→ **STATED EXERCISE**
Search the data below for the word "GREIX" and copy each line that holds it.

Dataset rows about figures
# # # # #

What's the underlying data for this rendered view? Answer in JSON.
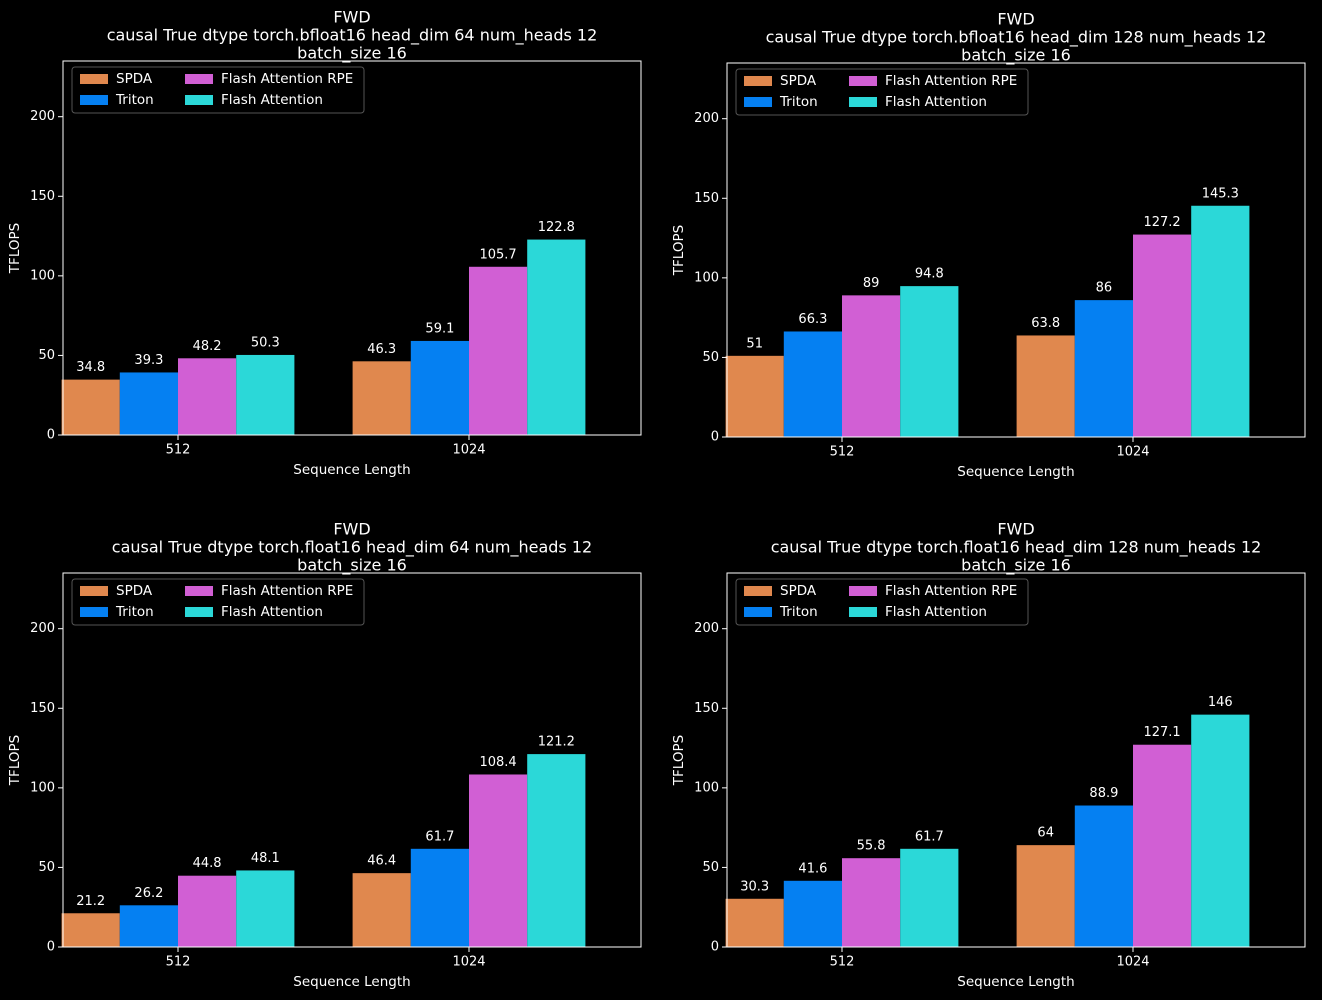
{
  "figure": {
    "background": "#000000",
    "foreground": "#ffffff"
  },
  "series_colors": [
    "#e0884e",
    "#0580f2",
    "#d15fd4",
    "#2bd8d8"
  ],
  "chart_data": [
    {
      "type": "bar",
      "title_lines": [
        "FWD",
        "causal True dtype torch.bfloat16 head_dim 64 num_heads 12",
        "batch_size 16"
      ],
      "xlabel": "Sequence Length",
      "ylabel": "TFLOPS",
      "ylim": [
        0,
        235
      ],
      "yticks": [
        0,
        50,
        100,
        150,
        200
      ],
      "categories": [
        "512",
        "1024"
      ],
      "legend_position": "upper-left",
      "series": [
        {
          "name": "SPDA",
          "values": [
            34.8,
            46.3
          ]
        },
        {
          "name": "Triton",
          "values": [
            39.3,
            59.1
          ]
        },
        {
          "name": "Flash Attention RPE",
          "values": [
            48.2,
            105.7
          ]
        },
        {
          "name": "Flash Attention",
          "values": [
            50.3,
            122.8
          ]
        }
      ]
    },
    {
      "type": "bar",
      "title_lines": [
        "FWD",
        "causal True dtype torch.bfloat16 head_dim 128 num_heads 12",
        "batch_size 16"
      ],
      "xlabel": "Sequence Length",
      "ylabel": "TFLOPS",
      "ylim": [
        0,
        235
      ],
      "yticks": [
        0,
        50,
        100,
        150,
        200
      ],
      "categories": [
        "512",
        "1024"
      ],
      "legend_position": "upper-left",
      "series": [
        {
          "name": "SPDA",
          "values": [
            51,
            63.8
          ]
        },
        {
          "name": "Triton",
          "values": [
            66.3,
            86
          ]
        },
        {
          "name": "Flash Attention RPE",
          "values": [
            89,
            127.2
          ]
        },
        {
          "name": "Flash Attention",
          "values": [
            94.8,
            145.3
          ]
        }
      ]
    },
    {
      "type": "bar",
      "title_lines": [
        "FWD",
        "causal True dtype torch.float16 head_dim 64 num_heads 12",
        "batch_size 16"
      ],
      "xlabel": "Sequence Length",
      "ylabel": "TFLOPS",
      "ylim": [
        0,
        235
      ],
      "yticks": [
        0,
        50,
        100,
        150,
        200
      ],
      "categories": [
        "512",
        "1024"
      ],
      "legend_position": "upper-left",
      "series": [
        {
          "name": "SPDA",
          "values": [
            21.2,
            46.4
          ]
        },
        {
          "name": "Triton",
          "values": [
            26.2,
            61.7
          ]
        },
        {
          "name": "Flash Attention RPE",
          "values": [
            44.8,
            108.4
          ]
        },
        {
          "name": "Flash Attention",
          "values": [
            48.1,
            121.2
          ]
        }
      ]
    },
    {
      "type": "bar",
      "title_lines": [
        "FWD",
        "causal True dtype torch.float16 head_dim 128 num_heads 12",
        "batch_size 16"
      ],
      "xlabel": "Sequence Length",
      "ylabel": "TFLOPS",
      "ylim": [
        0,
        235
      ],
      "yticks": [
        0,
        50,
        100,
        150,
        200
      ],
      "categories": [
        "512",
        "1024"
      ],
      "legend_position": "upper-left",
      "series": [
        {
          "name": "SPDA",
          "values": [
            30.3,
            64
          ]
        },
        {
          "name": "Triton",
          "values": [
            41.6,
            88.9
          ]
        },
        {
          "name": "Flash Attention RPE",
          "values": [
            55.8,
            127.1
          ]
        },
        {
          "name": "Flash Attention",
          "values": [
            61.7,
            146
          ]
        }
      ]
    }
  ]
}
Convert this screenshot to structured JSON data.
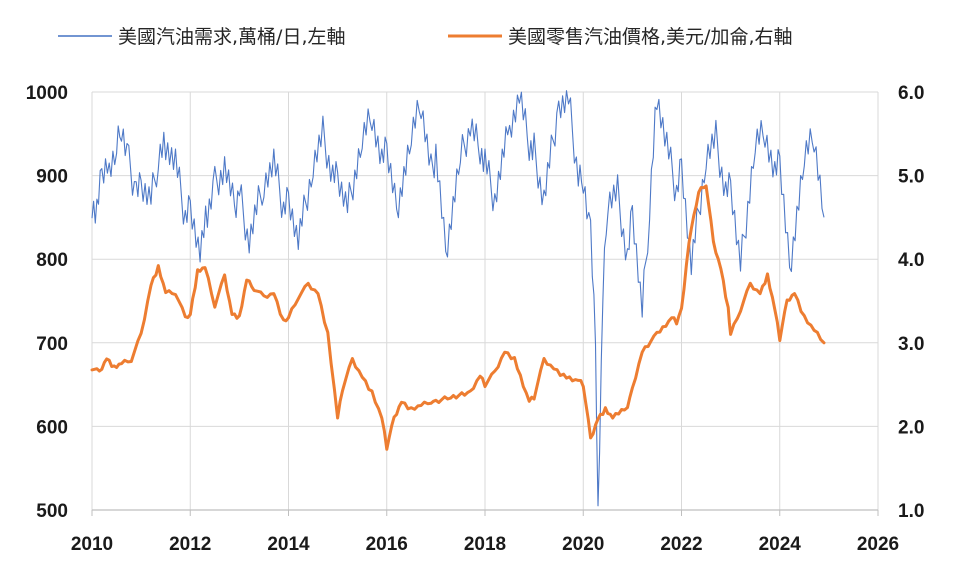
{
  "colors": {
    "demand": "#4472c4",
    "price": "#ed7d31",
    "grid": "#d9d9d9",
    "axis": "#bfbfbf"
  },
  "chart_data": {
    "type": "line",
    "title": "",
    "xlabel": "",
    "ylabel": "",
    "xlim": [
      2010,
      2026
    ],
    "ylim_left": [
      500,
      1000
    ],
    "ylim_right": [
      1.0,
      6.0
    ],
    "grid": true,
    "legend_position": "top",
    "x_ticks": [
      "2010",
      "2012",
      "2014",
      "2016",
      "2018",
      "2020",
      "2022",
      "2024",
      "2026"
    ],
    "y_left_ticks": [
      "500",
      "600",
      "700",
      "800",
      "900",
      "1000"
    ],
    "y_right_ticks": [
      "1.0",
      "2.0",
      "3.0",
      "4.0",
      "5.0",
      "6.0"
    ],
    "series": [
      {
        "name": "美國汽油需求,萬桶/日,左軸",
        "axis": "left",
        "color": "#4472c4",
        "x": [
          2010.0,
          2010.1,
          2010.2,
          2010.35,
          2010.5,
          2010.6,
          2010.75,
          2010.9,
          2011.0,
          2011.2,
          2011.35,
          2011.5,
          2011.7,
          2011.9,
          2012.0,
          2012.2,
          2012.35,
          2012.5,
          2012.7,
          2012.9,
          2013.0,
          2013.2,
          2013.5,
          2013.7,
          2013.9,
          2014.0,
          2014.2,
          2014.5,
          2014.7,
          2014.9,
          2015.0,
          2015.2,
          2015.5,
          2015.7,
          2015.9,
          2016.0,
          2016.2,
          2016.5,
          2016.7,
          2016.9,
          2017.0,
          2017.2,
          2017.5,
          2017.7,
          2017.9,
          2018.0,
          2018.2,
          2018.5,
          2018.7,
          2018.9,
          2019.0,
          2019.2,
          2019.5,
          2019.7,
          2019.9,
          2020.0,
          2020.15,
          2020.25,
          2020.3,
          2020.4,
          2020.5,
          2020.7,
          2020.9,
          2021.0,
          2021.2,
          2021.35,
          2021.5,
          2021.7,
          2021.9,
          2022.0,
          2022.2,
          2022.5,
          2022.7,
          2022.9,
          2023.0,
          2023.2,
          2023.5,
          2023.7,
          2023.9,
          2024.0,
          2024.2,
          2024.5,
          2024.7,
          2024.9
        ],
        "values": [
          870,
          855,
          900,
          915,
          935,
          958,
          915,
          880,
          890,
          870,
          920,
          940,
          915,
          850,
          870,
          805,
          855,
          890,
          910,
          860,
          880,
          820,
          895,
          915,
          860,
          880,
          820,
          915,
          950,
          900,
          900,
          860,
          945,
          975,
          915,
          930,
          860,
          945,
          985,
          905,
          925,
          805,
          920,
          960,
          935,
          915,
          870,
          960,
          995,
          935,
          930,
          870,
          985,
          990,
          900,
          900,
          830,
          690,
          505,
          760,
          870,
          880,
          800,
          860,
          735,
          860,
          1000,
          935,
          880,
          920,
          790,
          925,
          945,
          880,
          890,
          790,
          940,
          955,
          900,
          915,
          790,
          920,
          945,
          850
        ]
      },
      {
        "name": "美國零售汽油價格,美元/加侖,右軸",
        "axis": "right",
        "color": "#ed7d31",
        "x": [
          2010.0,
          2010.15,
          2010.3,
          2010.45,
          2010.6,
          2010.8,
          2011.0,
          2011.2,
          2011.35,
          2011.5,
          2011.7,
          2011.9,
          2012.0,
          2012.15,
          2012.3,
          2012.5,
          2012.7,
          2012.85,
          2013.0,
          2013.15,
          2013.3,
          2013.5,
          2013.7,
          2013.9,
          2014.0,
          2014.2,
          2014.4,
          2014.6,
          2014.8,
          2015.0,
          2015.1,
          2015.3,
          2015.5,
          2015.7,
          2015.9,
          2016.0,
          2016.15,
          2016.3,
          2016.5,
          2016.7,
          2016.9,
          2017.0,
          2017.3,
          2017.7,
          2017.9,
          2018.0,
          2018.2,
          2018.4,
          2018.6,
          2018.9,
          2019.0,
          2019.2,
          2019.4,
          2019.6,
          2019.9,
          2020.0,
          2020.15,
          2020.3,
          2020.45,
          2020.6,
          2020.9,
          2021.0,
          2021.2,
          2021.5,
          2021.8,
          2021.9,
          2022.0,
          2022.15,
          2022.25,
          2022.35,
          2022.5,
          2022.65,
          2022.8,
          2022.95,
          2023.0,
          2023.2,
          2023.4,
          2023.6,
          2023.75,
          2023.9,
          2024.0,
          2024.15,
          2024.3,
          2024.5,
          2024.7,
          2024.9
        ],
        "values": [
          2.7,
          2.65,
          2.82,
          2.7,
          2.75,
          2.8,
          3.1,
          3.7,
          3.9,
          3.6,
          3.6,
          3.3,
          3.35,
          3.85,
          3.9,
          3.45,
          3.8,
          3.35,
          3.3,
          3.75,
          3.65,
          3.55,
          3.6,
          3.25,
          3.3,
          3.55,
          3.7,
          3.6,
          3.1,
          2.1,
          2.45,
          2.8,
          2.6,
          2.4,
          2.1,
          1.75,
          2.1,
          2.3,
          2.2,
          2.25,
          2.3,
          2.3,
          2.35,
          2.4,
          2.6,
          2.5,
          2.65,
          2.9,
          2.8,
          2.3,
          2.35,
          2.8,
          2.7,
          2.6,
          2.55,
          2.5,
          1.85,
          2.1,
          2.2,
          2.1,
          2.25,
          2.45,
          2.9,
          3.1,
          3.3,
          3.25,
          3.4,
          4.2,
          4.5,
          4.8,
          4.9,
          4.2,
          3.9,
          3.4,
          3.1,
          3.4,
          3.7,
          3.6,
          3.8,
          3.4,
          3.05,
          3.5,
          3.6,
          3.3,
          3.15,
          3.0
        ]
      }
    ]
  }
}
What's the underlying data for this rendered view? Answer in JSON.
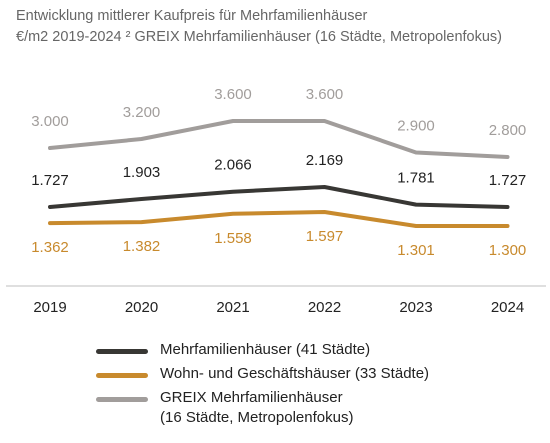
{
  "title": {
    "line1": "Entwicklung mittlerer Kaufpreis für Mehrfamilienhäuser",
    "line2": "€/m2 2019-2024 ² GREIX Mehrfamilienhäuser (16 Städte, Metropolenfokus)"
  },
  "chart_data": {
    "type": "line",
    "x": [
      "2019",
      "2020",
      "2021",
      "2022",
      "2023",
      "2024"
    ],
    "series": [
      {
        "name": "GREIX Mehrfamilienhäuser\n(16 Städte, Metropolenfokus)",
        "values": [
          3000,
          3200,
          3600,
          3600,
          2900,
          2800
        ],
        "labels": [
          "3.000",
          "3.200",
          "3.600",
          "3.600",
          "2.900",
          "2.800"
        ],
        "color": "#a19d9b"
      },
      {
        "name": "Mehrfamilienhäuser (41 Städte)",
        "values": [
          1727,
          1903,
          2066,
          2169,
          1781,
          1727
        ],
        "labels": [
          "1.727",
          "1.903",
          "2.066",
          "2.169",
          "1.781",
          "1.727"
        ],
        "color": "#383734"
      },
      {
        "name": "Wohn- und Geschäftshäuser (33 Städte)",
        "values": [
          1362,
          1382,
          1558,
          1597,
          1301,
          1300
        ],
        "labels": [
          "1.362",
          "1.382",
          "1.558",
          "1.597",
          "1.301",
          "1.300"
        ],
        "color": "#c88a2d"
      }
    ],
    "legend_order": [
      1,
      2,
      0
    ],
    "legend_position": "bottom",
    "label_colors": {
      "gray": "#a19d9b",
      "dark": "#222222",
      "orange": "#c88a2d"
    },
    "grid": false
  }
}
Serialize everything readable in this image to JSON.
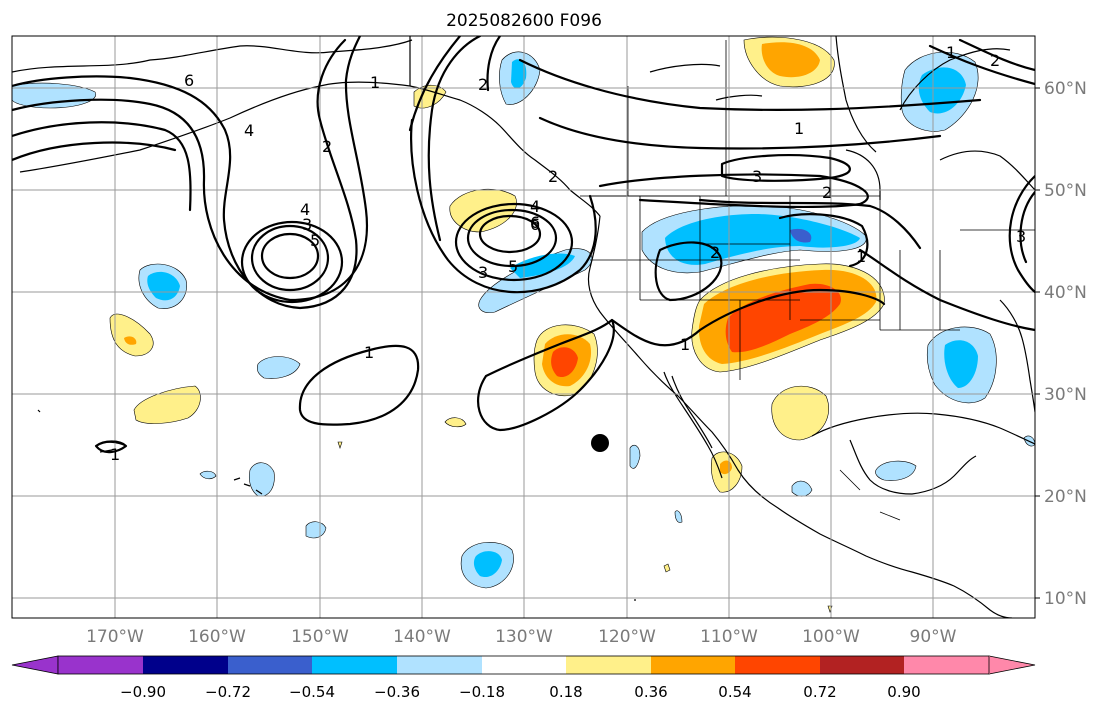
{
  "title": "2025082600 F096",
  "longitude_labels": [
    "170°W",
    "160°W",
    "150°W",
    "140°W",
    "130°W",
    "120°W",
    "110°W",
    "100°W",
    "90°W"
  ],
  "latitude_labels": [
    "60°N",
    "50°N",
    "40°N",
    "30°N",
    "20°N",
    "10°N"
  ],
  "colorbar": {
    "tick_labels": [
      "−0.90",
      "−0.72",
      "−0.54",
      "−0.36",
      "−0.18",
      "0.18",
      "0.36",
      "0.54",
      "0.72",
      "0.90"
    ],
    "colors": [
      "#9933cc",
      "#00008b",
      "#3a5fcd",
      "#00bfff",
      "#b0e2ff",
      "#ffffff",
      "#fff08a",
      "#ffa500",
      "#ff4500",
      "#b22222",
      "#ff88aa"
    ]
  },
  "contour_labels": [
    "6",
    "4",
    "4",
    "2",
    "1",
    "2",
    "3",
    "5",
    "6",
    "2",
    "3",
    "4",
    "5",
    "6",
    "1",
    "2",
    "3",
    "1",
    "1",
    "3",
    "2",
    "2",
    "1",
    "1",
    "1"
  ],
  "marker": "storm-center-dot"
}
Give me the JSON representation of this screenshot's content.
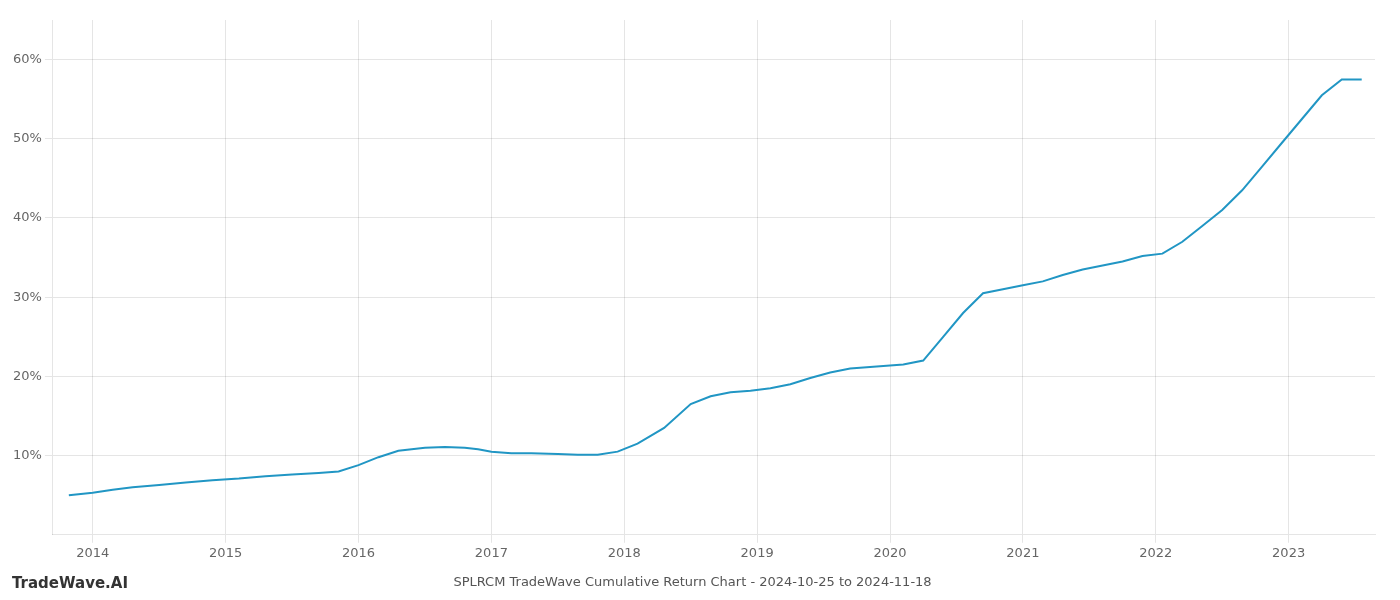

# # # # #

→ **RESULT OF THIS TASK**
    "line2": "€/m2 2019-2024 ² GREIX Mehrfamilienhäuser (16 Städte, Metropolenfokus)"
        "name": "GREIX Mehrfamilienhäuser\n(16 Städte, Metropolenfokus)",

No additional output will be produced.